Gather every line from the entries below that includes "text".
[START OF Rows]
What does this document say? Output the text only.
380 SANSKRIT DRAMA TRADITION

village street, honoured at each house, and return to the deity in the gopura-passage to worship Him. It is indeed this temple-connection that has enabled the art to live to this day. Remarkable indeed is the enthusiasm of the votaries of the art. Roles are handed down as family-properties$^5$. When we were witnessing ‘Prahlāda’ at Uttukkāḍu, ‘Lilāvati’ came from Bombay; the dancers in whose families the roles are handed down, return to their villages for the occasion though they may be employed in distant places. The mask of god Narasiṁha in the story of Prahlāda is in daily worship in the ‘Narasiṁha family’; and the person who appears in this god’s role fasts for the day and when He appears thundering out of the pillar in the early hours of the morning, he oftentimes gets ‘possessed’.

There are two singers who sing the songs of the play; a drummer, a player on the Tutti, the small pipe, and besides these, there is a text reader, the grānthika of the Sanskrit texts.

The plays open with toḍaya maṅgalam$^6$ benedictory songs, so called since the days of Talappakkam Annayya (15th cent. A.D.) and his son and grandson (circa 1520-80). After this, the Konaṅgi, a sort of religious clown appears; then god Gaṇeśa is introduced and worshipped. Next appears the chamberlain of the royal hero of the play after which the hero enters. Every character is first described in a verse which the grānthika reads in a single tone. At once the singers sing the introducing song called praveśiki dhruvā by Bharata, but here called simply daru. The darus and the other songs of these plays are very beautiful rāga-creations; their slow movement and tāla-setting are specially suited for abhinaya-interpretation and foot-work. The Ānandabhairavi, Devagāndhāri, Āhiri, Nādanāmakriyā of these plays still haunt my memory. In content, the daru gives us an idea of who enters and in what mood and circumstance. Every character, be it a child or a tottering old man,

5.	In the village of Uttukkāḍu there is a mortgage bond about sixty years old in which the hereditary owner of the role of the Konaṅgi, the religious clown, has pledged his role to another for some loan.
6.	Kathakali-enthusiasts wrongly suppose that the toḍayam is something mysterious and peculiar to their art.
[END OF Rows]
## Complete response:
What does this document say? Output the text only.
There are two singers who sing the songs of the play; a drummer, a player on the Tutti, the small pipe, and besides these, there is a text reader, the grānthika of the Sanskrit texts.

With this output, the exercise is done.